— Start of Data provided —

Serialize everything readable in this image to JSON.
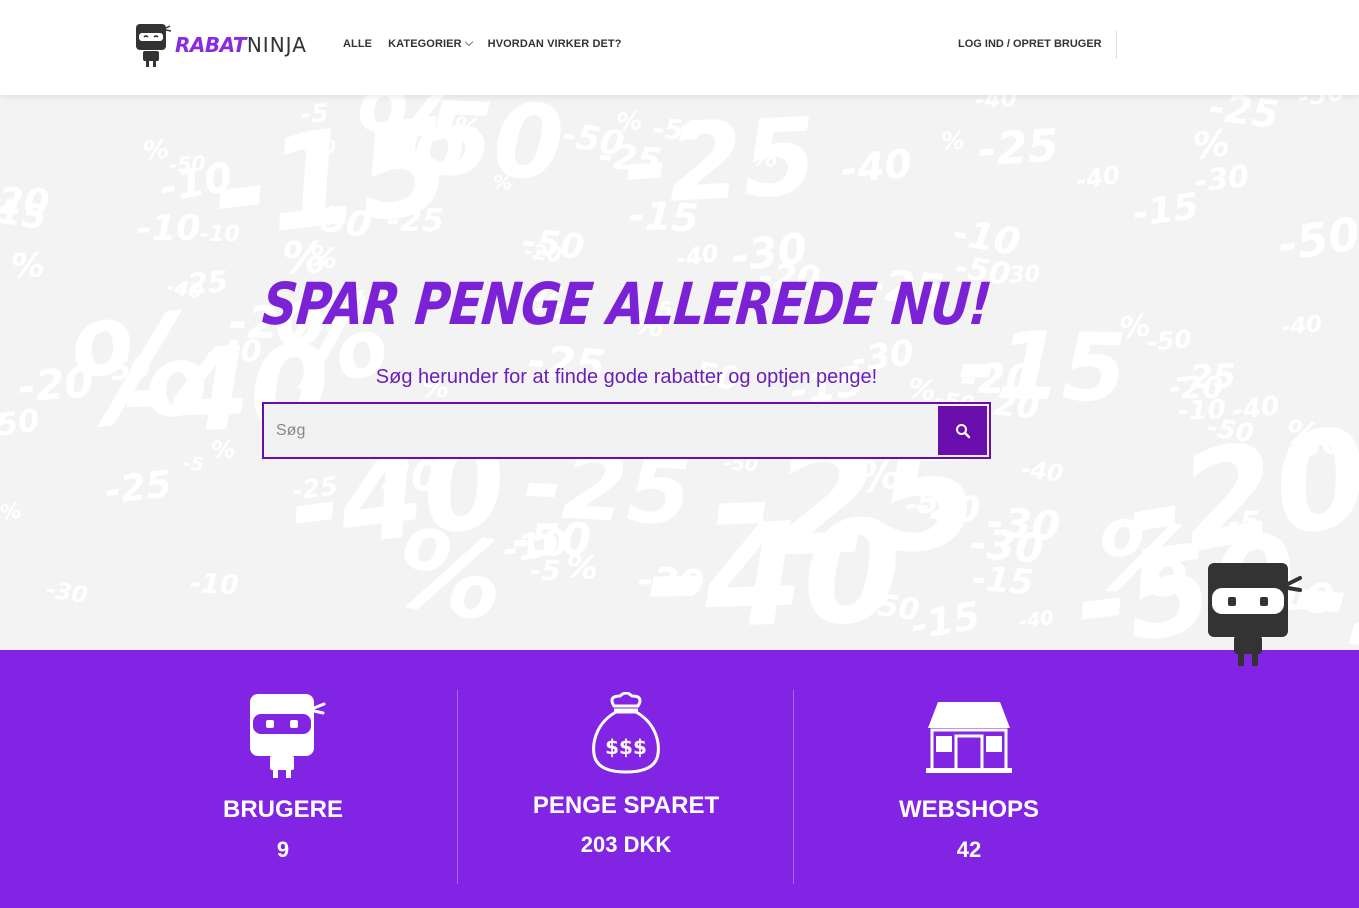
{
  "brand": {
    "name_part1": "RABAT",
    "name_part2": "NINJA"
  },
  "nav": {
    "items": [
      {
        "label": "ALLE"
      },
      {
        "label": "KATEGORIER"
      },
      {
        "label": "HVORDAN VIRKER DET?"
      }
    ],
    "login_label": "LOG IND / OPRET BRUGER"
  },
  "hero": {
    "title": "SPAR PENGE ALLEREDE NU!",
    "subtitle": "Søg herunder for at finde gode rabatter og optjen penge!",
    "search": {
      "placeholder": "Søg",
      "value": ""
    }
  },
  "stats": {
    "users": {
      "label": "BRUGERE",
      "value": "9"
    },
    "saved": {
      "label": "PENGE SPARET",
      "value": "203 DKK"
    },
    "shops": {
      "label": "WEBSHOPS",
      "value": "42"
    }
  },
  "colors": {
    "accent": "#8224e3",
    "accent_dark": "#6a0dad",
    "title": "#7b22d6",
    "hero_bg": "#f3f3f3"
  },
  "icons": {
    "logo": "ninja-logo-icon",
    "search": "search-icon",
    "users": "ninja-icon",
    "saved": "money-bag-icon",
    "shops": "shop-building-icon"
  }
}
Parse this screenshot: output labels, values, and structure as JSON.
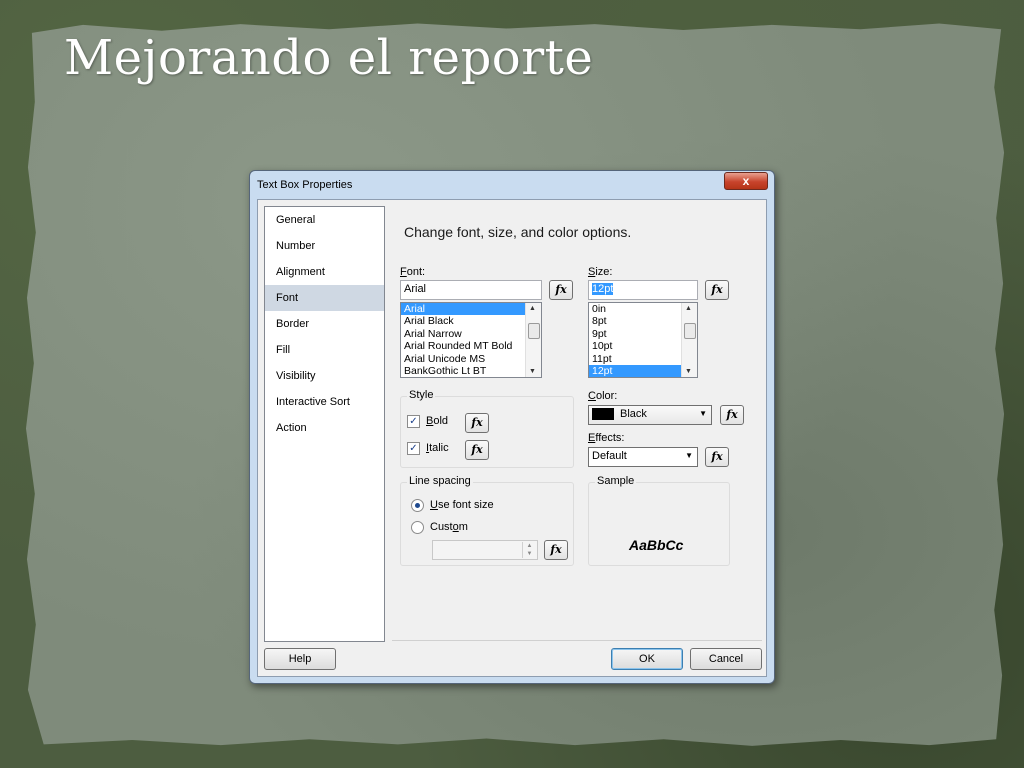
{
  "slide": {
    "title": "Mejorando el reporte"
  },
  "dialog": {
    "title": "Text Box Properties",
    "close_glyph": "x",
    "nav": [
      "General",
      "Number",
      "Alignment",
      "Font",
      "Border",
      "Fill",
      "Visibility",
      "Interactive Sort",
      "Action"
    ],
    "selected_nav": "Font",
    "heading": "Change font, size, and color options.",
    "font": {
      "label": "Font:",
      "value": "Arial",
      "options": [
        "Arial",
        "Arial Black",
        "Arial Narrow",
        "Arial Rounded MT Bold",
        "Arial Unicode MS",
        "BankGothic Lt BT"
      ],
      "selected": "Arial"
    },
    "size": {
      "label": "Size:",
      "value": "12pt",
      "options": [
        "0in",
        "8pt",
        "9pt",
        "10pt",
        "11pt",
        "12pt"
      ],
      "selected": "12pt"
    },
    "style": {
      "group_label": "Style",
      "bold_label": "Bold",
      "bold_checked": true,
      "italic_label": "Italic",
      "italic_checked": true
    },
    "color": {
      "label": "Color:",
      "value": "Black",
      "swatch": "#000000"
    },
    "effects": {
      "label": "Effects:",
      "value": "Default"
    },
    "line_spacing": {
      "group_label": "Line spacing",
      "use_font_size_label": "Use font size",
      "custom_label": "Custom",
      "selected": "use_font_size",
      "custom_value": ""
    },
    "sample": {
      "group_label": "Sample",
      "text": "AaBbCc"
    },
    "fx_label": "fx",
    "buttons": {
      "help": "Help",
      "ok": "OK",
      "cancel": "Cancel"
    }
  }
}
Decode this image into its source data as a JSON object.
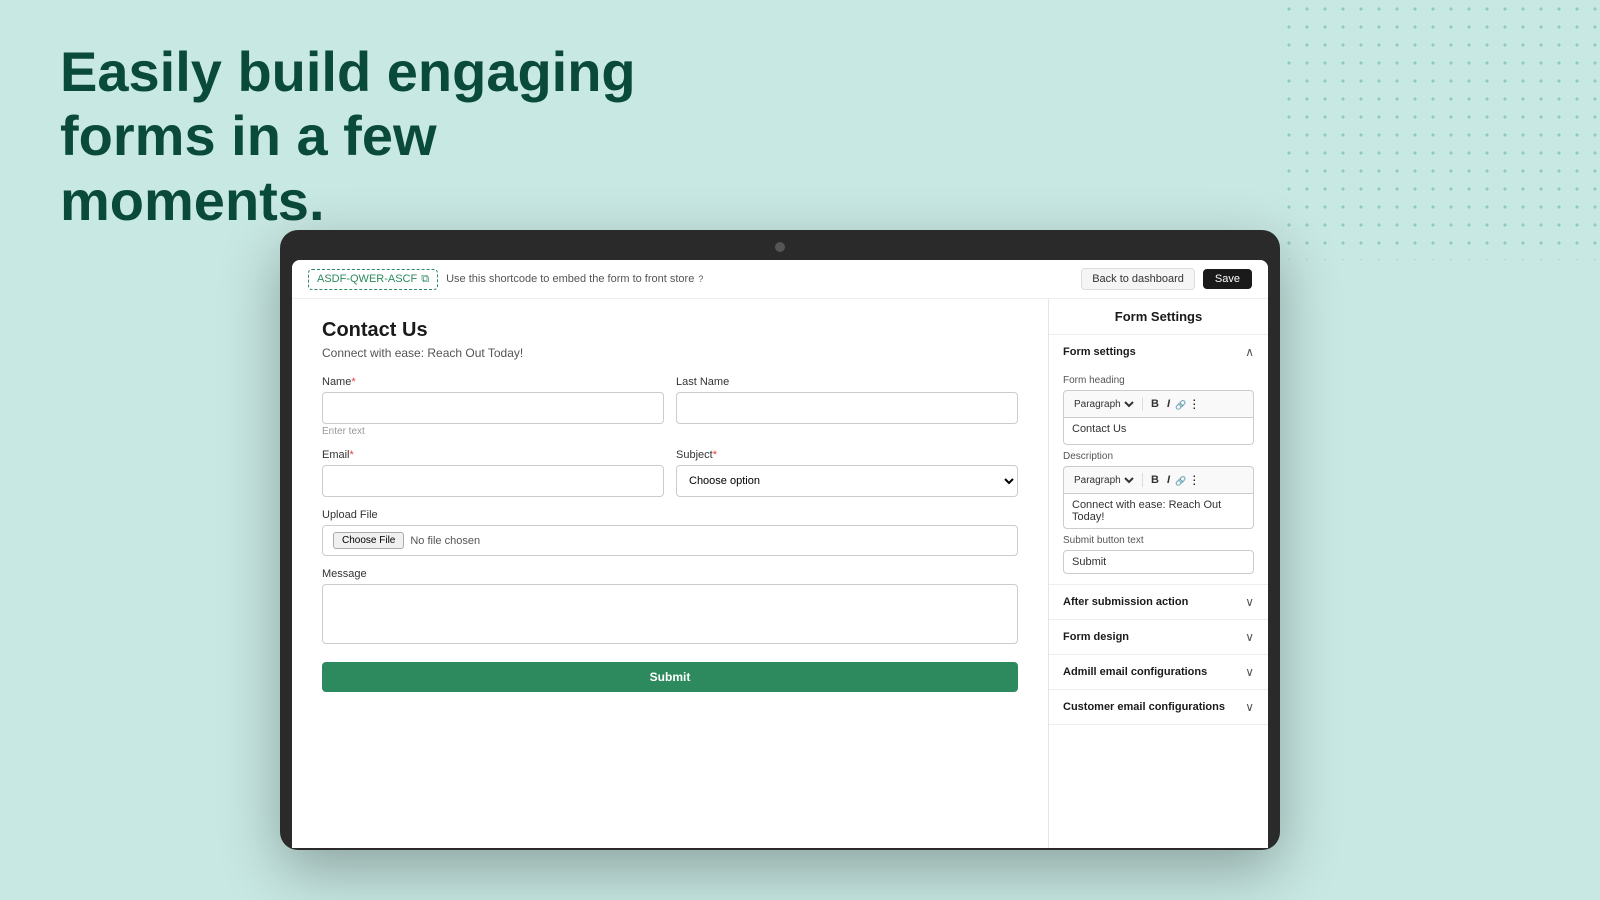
{
  "hero": {
    "line1": "Easily build engaging forms in a few",
    "line2": "moments."
  },
  "topbar": {
    "shortcode": "ASDF-QWER-ASCF",
    "hint_text": "Use this shortcode to embed the form to front store",
    "back_label": "Back to dashboard",
    "save_label": "Save"
  },
  "form": {
    "title": "Contact Us",
    "description": "Connect with ease: Reach Out Today!",
    "fields": {
      "name_label": "Name",
      "name_required": "*",
      "name_hint": "Enter text",
      "lastname_label": "Last Name",
      "email_label": "Email",
      "email_required": "*",
      "subject_label": "Subject",
      "subject_required": "*",
      "subject_placeholder": "Choose option",
      "upload_label": "Upload File",
      "choose_file_btn": "Choose File",
      "no_file_text": "No file chosen",
      "message_label": "Message"
    },
    "submit_label": "Submit"
  },
  "sidebar": {
    "title": "Form Settings",
    "sections": [
      {
        "id": "form-settings",
        "title": "Form settings",
        "expanded": true,
        "fields": [
          {
            "label": "Form heading",
            "toolbar_options": [
              "Paragraph"
            ],
            "content": "Contact Us"
          },
          {
            "label": "Description",
            "toolbar_options": [
              "Paragraph"
            ],
            "content": "Connect with ease: Reach Out Today!"
          },
          {
            "label": "Submit button text",
            "value": "Submit"
          }
        ]
      },
      {
        "id": "after-submission",
        "title": "After submission action",
        "expanded": false
      },
      {
        "id": "form-design",
        "title": "Form design",
        "expanded": false
      },
      {
        "id": "admin-email",
        "title": "Admill email configurations",
        "expanded": false
      },
      {
        "id": "customer-email",
        "title": "Customer email configurations",
        "expanded": false
      }
    ]
  }
}
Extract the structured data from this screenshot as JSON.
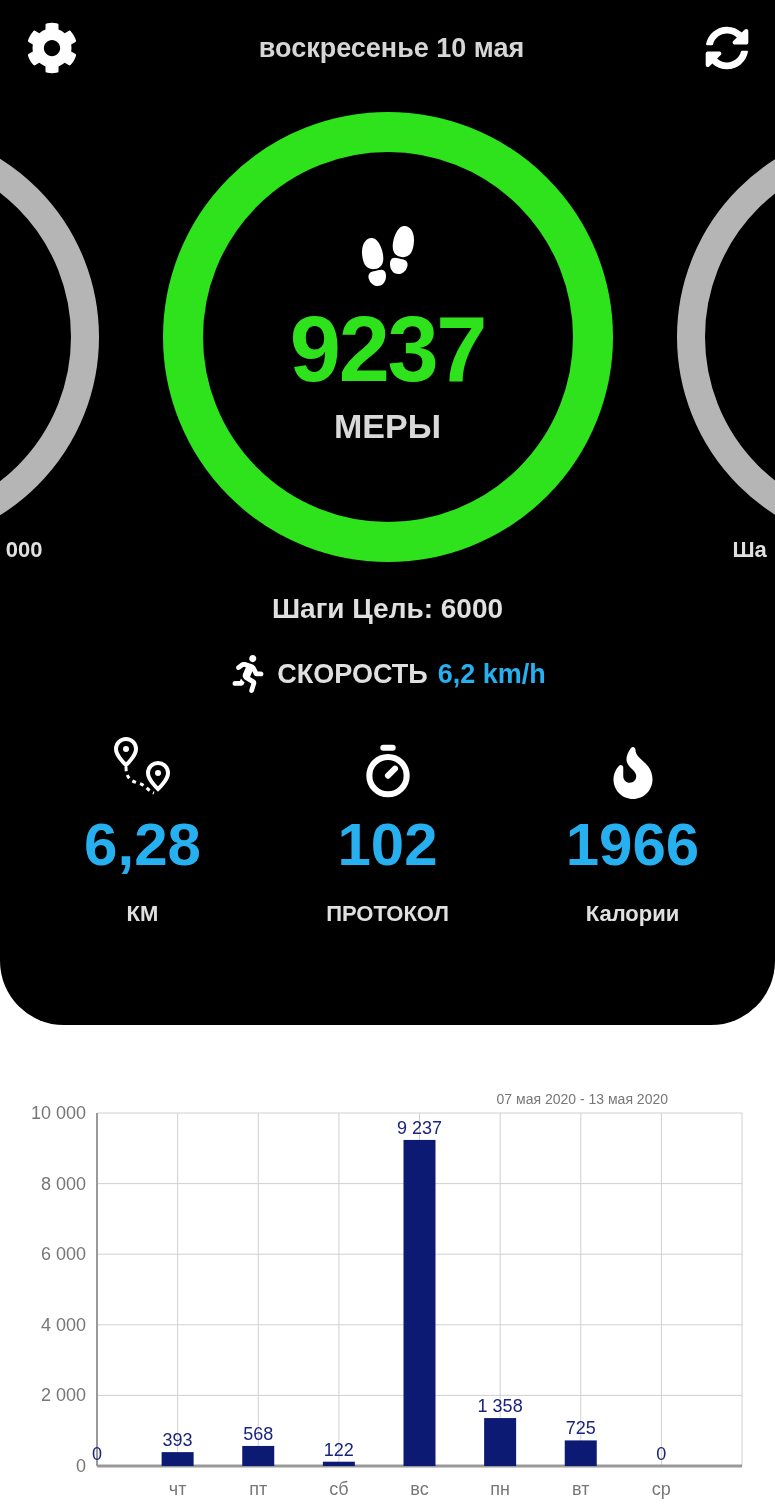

— End of Data provided —

* _Exercise requirements_
Every record above should come back exactly, but without its pictures.

* _Correct result_
Serialize everything readable in this image to JSON.
{
  "brand": {
    "name_part1": "RABAT",
    "name_part2": "NINJA"
  },
  "nav": {
    "items": [
      {
        "label": "ALLE"
      },
      {
        "label": "KATEGORIER"
      },
      {
        "label": "HVORDAN VIRKER DET?"
      }
    ],
    "login_label": "LOG IND / OPRET BRUGER"
  },
  "hero": {
    "title": "SPAR PENGE ALLEREDE NU!",
    "subtitle": "Søg herunder for at finde gode rabatter og optjen penge!",
    "search": {
      "placeholder": "Søg",
      "value": ""
    }
  },
  "stats": {
    "users": {
      "label": "BRUGERE",
      "value": "9"
    },
    "saved": {
      "label": "PENGE SPARET",
      "value": "203 DKK"
    },
    "shops": {
      "label": "WEBSHOPS",
      "value": "42"
    }
  },
  "colors": {
    "accent": "#8224e3",
    "accent_dark": "#6a0dad",
    "title": "#7b22d6",
    "hero_bg": "#f3f3f3"
  },
  "icons": {
    "logo": "ninja-logo-icon",
    "search": "search-icon",
    "users": "ninja-icon",
    "saved": "money-bag-icon",
    "shops": "shop-building-icon"
  }
}
Parse this screenshot: output labels, values, and structure as JSON.
{
  "slide": {
    "title": "Mejorando el reporte"
  },
  "dialog": {
    "title": "Text Box Properties",
    "close_glyph": "x",
    "nav": [
      "General",
      "Number",
      "Alignment",
      "Font",
      "Border",
      "Fill",
      "Visibility",
      "Interactive Sort",
      "Action"
    ],
    "selected_nav": "Font",
    "heading": "Change font, size, and color options.",
    "font": {
      "label": "Font:",
      "value": "Arial",
      "options": [
        "Arial",
        "Arial Black",
        "Arial Narrow",
        "Arial Rounded MT Bold",
        "Arial Unicode MS",
        "BankGothic Lt BT"
      ],
      "selected": "Arial"
    },
    "size": {
      "label": "Size:",
      "value": "12pt",
      "options": [
        "0in",
        "8pt",
        "9pt",
        "10pt",
        "11pt",
        "12pt"
      ],
      "selected": "12pt"
    },
    "style": {
      "group_label": "Style",
      "bold_label": "Bold",
      "bold_checked": true,
      "italic_label": "Italic",
      "italic_checked": true
    },
    "color": {
      "label": "Color:",
      "value": "Black",
      "swatch": "#000000"
    },
    "effects": {
      "label": "Effects:",
      "value": "Default"
    },
    "line_spacing": {
      "group_label": "Line spacing",
      "use_font_size_label": "Use font size",
      "custom_label": "Custom",
      "selected": "use_font_size",
      "custom_value": ""
    },
    "sample": {
      "group_label": "Sample",
      "text": "AaBbCc"
    },
    "fx_label": "fx",
    "buttons": {
      "help": "Help",
      "ok": "OK",
      "cancel": "Cancel"
    }
  }
}
Decode this image into its source data as a JSON object.
{
  "hero": {
    "line1": "Easily build engaging forms in a few",
    "line2": "moments."
  },
  "topbar": {
    "shortcode": "ASDF-QWER-ASCF",
    "hint_text": "Use this shortcode to embed the form to front store",
    "back_label": "Back to dashboard",
    "save_label": "Save"
  },
  "form": {
    "title": "Contact Us",
    "description": "Connect with ease: Reach Out Today!",
    "fields": {
      "name_label": "Name",
      "name_required": "*",
      "name_hint": "Enter text",
      "lastname_label": "Last Name",
      "email_label": "Email",
      "email_required": "*",
      "subject_label": "Subject",
      "subject_required": "*",
      "subject_placeholder": "Choose option",
      "upload_label": "Upload File",
      "choose_file_btn": "Choose File",
      "no_file_text": "No file chosen",
      "message_label": "Message"
    },
    "submit_label": "Submit"
  },
  "sidebar": {
    "title": "Form Settings",
    "sections": [
      {
        "id": "form-settings",
        "title": "Form settings",
        "expanded": true,
        "fields": [
          {
            "label": "Form heading",
            "toolbar_options": [
              "Paragraph"
            ],
            "content": "Contact Us"
          },
          {
            "label": "Description",
            "toolbar_options": [
              "Paragraph"
            ],
            "content": "Connect with ease: Reach Out Today!"
          },
          {
            "label": "Submit button text",
            "value": "Submit"
          }
        ]
      },
      {
        "id": "after-submission",
        "title": "After submission action",
        "expanded": false
      },
      {
        "id": "form-design",
        "title": "Form design",
        "expanded": false
      },
      {
        "id": "admin-email",
        "title": "Admill email configurations",
        "expanded": false
      },
      {
        "id": "customer-email",
        "title": "Customer email configurations",
        "expanded": false
      }
    ]
  }
}
Extract the structured data from this screenshot as JSON.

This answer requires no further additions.